Required task
Could you pull from the material every line starting at the one containing "- arrow: [407, 75, 452, 125]" and ending at the one containing "- legend-label: Mesures", both included, and copy them unchanged?

Raw data
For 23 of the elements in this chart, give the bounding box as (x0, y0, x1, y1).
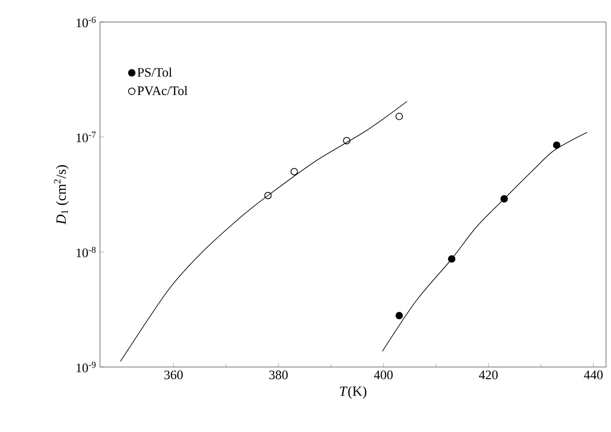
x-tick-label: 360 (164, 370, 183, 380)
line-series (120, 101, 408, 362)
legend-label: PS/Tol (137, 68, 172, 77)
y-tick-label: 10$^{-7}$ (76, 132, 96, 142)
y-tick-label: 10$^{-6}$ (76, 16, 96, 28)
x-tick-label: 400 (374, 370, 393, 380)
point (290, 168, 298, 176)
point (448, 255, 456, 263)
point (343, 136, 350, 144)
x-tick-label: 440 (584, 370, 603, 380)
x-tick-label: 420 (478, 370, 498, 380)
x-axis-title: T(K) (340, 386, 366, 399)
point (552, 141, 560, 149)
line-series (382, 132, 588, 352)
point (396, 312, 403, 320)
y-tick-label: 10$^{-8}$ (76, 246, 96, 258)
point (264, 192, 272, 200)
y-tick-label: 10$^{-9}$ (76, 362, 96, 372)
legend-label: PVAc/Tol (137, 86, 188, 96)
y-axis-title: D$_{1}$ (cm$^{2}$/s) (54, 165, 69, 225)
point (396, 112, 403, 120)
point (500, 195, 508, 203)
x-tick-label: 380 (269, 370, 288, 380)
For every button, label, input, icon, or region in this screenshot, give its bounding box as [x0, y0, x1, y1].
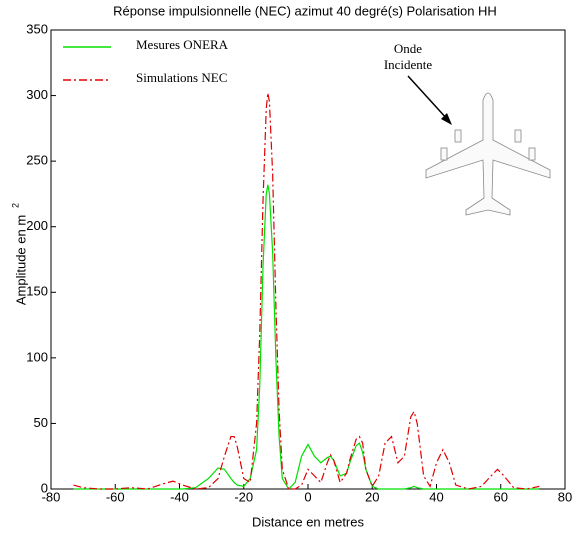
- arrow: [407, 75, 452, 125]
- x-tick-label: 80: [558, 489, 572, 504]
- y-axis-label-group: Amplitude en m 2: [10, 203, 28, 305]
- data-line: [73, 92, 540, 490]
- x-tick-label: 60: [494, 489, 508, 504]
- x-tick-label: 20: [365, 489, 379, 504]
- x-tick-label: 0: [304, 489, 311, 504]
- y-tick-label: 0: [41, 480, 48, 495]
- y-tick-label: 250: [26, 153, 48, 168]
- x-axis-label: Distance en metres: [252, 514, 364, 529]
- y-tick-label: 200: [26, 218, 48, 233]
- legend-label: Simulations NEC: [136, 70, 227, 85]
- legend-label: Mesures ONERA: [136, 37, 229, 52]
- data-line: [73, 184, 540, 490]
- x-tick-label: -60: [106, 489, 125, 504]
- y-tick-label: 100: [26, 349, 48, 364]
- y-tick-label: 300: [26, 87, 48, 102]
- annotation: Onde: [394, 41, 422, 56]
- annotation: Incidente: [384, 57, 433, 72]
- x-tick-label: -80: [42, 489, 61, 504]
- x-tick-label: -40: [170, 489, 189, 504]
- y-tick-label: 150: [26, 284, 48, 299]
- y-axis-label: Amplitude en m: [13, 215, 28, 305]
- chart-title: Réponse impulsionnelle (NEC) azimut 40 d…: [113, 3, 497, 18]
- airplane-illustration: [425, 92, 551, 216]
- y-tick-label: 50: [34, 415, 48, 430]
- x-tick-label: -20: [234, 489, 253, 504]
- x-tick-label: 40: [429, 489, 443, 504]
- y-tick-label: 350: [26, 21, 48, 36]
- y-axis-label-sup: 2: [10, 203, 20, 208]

Exercise answer
- arrow: [407, 75, 452, 125]
- x-tick-label: 80: [558, 489, 572, 504]
- y-axis-label-group: Amplitude en m 2: [10, 203, 28, 305]
- data-line: [73, 92, 540, 490]
- x-tick-label: 60: [494, 489, 508, 504]
- x-tick-label: 20: [365, 489, 379, 504]
- x-tick-label: 0: [304, 489, 311, 504]
- y-tick-label: 0: [41, 480, 48, 495]
- y-tick-label: 250: [26, 153, 48, 168]
- x-axis-label: Distance en metres: [252, 514, 364, 529]
- y-tick-label: 200: [26, 218, 48, 233]
- legend-label: Simulations NEC: [136, 70, 227, 85]
- legend-label: Mesures ONERA: [136, 37, 229, 52]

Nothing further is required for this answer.